───── Supplied data ─────

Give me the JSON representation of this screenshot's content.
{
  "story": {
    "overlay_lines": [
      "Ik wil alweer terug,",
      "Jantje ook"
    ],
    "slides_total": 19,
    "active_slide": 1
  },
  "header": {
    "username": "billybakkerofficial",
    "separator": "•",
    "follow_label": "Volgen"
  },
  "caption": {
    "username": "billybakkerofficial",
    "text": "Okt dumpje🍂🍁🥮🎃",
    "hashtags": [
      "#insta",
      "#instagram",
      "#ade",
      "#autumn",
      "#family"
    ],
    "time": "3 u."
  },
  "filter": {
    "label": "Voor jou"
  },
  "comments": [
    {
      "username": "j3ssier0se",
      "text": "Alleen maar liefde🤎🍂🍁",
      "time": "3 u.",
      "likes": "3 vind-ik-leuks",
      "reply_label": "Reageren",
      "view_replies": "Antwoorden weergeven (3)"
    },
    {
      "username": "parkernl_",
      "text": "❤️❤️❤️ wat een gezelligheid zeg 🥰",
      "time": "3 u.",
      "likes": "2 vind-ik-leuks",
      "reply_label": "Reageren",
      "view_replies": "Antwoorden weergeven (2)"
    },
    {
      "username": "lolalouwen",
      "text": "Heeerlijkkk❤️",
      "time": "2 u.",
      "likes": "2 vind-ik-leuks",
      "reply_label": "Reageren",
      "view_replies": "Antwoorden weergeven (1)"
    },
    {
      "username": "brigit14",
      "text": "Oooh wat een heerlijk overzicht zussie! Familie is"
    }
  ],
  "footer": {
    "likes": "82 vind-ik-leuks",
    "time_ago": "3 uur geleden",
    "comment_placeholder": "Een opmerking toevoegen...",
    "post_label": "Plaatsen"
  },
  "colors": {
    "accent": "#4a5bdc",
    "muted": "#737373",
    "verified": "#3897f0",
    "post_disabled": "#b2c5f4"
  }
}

─────

-- Written problem --
From the preceding material, extract every line exactly.

-- Response to the task --
Give me the JSON representation of this screenshot's content.
{
  "story": {
    "overlay_lines": [
      "Ik wil alweer terug,",
      "Jantje ook"
    ],
    "slides_total": 19,
    "active_slide": 1
  },
  "header": {
    "username": "billybakkerofficial",
    "separator": "•",
    "follow_label": "Volgen"
  },
  "caption": {
    "username": "billybakkerofficial",
    "text": "Okt dumpje🍂🍁🥮🎃",
    "hashtags": [
      "#insta",
      "#instagram",
      "#ade",
      "#autumn",
      "#family"
    ],
    "time": "3 u."
  },
  "filter": {
    "label": "Voor jou"
  },
  "comments": [
    {
      "username": "j3ssier0se",
      "text": "Alleen maar liefde🤎🍂🍁",
      "time": "3 u.",
      "likes": "3 vind-ik-leuks",
      "reply_label": "Reageren",
      "view_replies": "Antwoorden weergeven (3)"
    },
    {
      "username": "parkernl_",
      "text": "❤️❤️❤️ wat een gezelligheid zeg 🥰",
      "time": "3 u.",
      "likes": "2 vind-ik-leuks",
      "reply_label": "Reageren",
      "view_replies": "Antwoorden weergeven (2)"
    },
    {
      "username": "lolalouwen",
      "text": "Heeerlijkkk❤️",
      "time": "2 u.",
      "likes": "2 vind-ik-leuks",
      "reply_label": "Reageren",
      "view_replies": "Antwoorden weergeven (1)"
    },
    {
      "username": "brigit14",
      "text": "Oooh wat een heerlijk overzicht zussie! Familie is"
    }
  ],
  "footer": {
    "likes": "82 vind-ik-leuks",
    "time_ago": "3 uur geleden",
    "comment_placeholder": "Een opmerking toevoegen...",
    "post_label": "Plaatsen"
  },
  "colors": {
    "accent": "#4a5bdc",
    "muted": "#737373",
    "verified": "#3897f0",
    "post_disabled": "#b2c5f4"
  }
}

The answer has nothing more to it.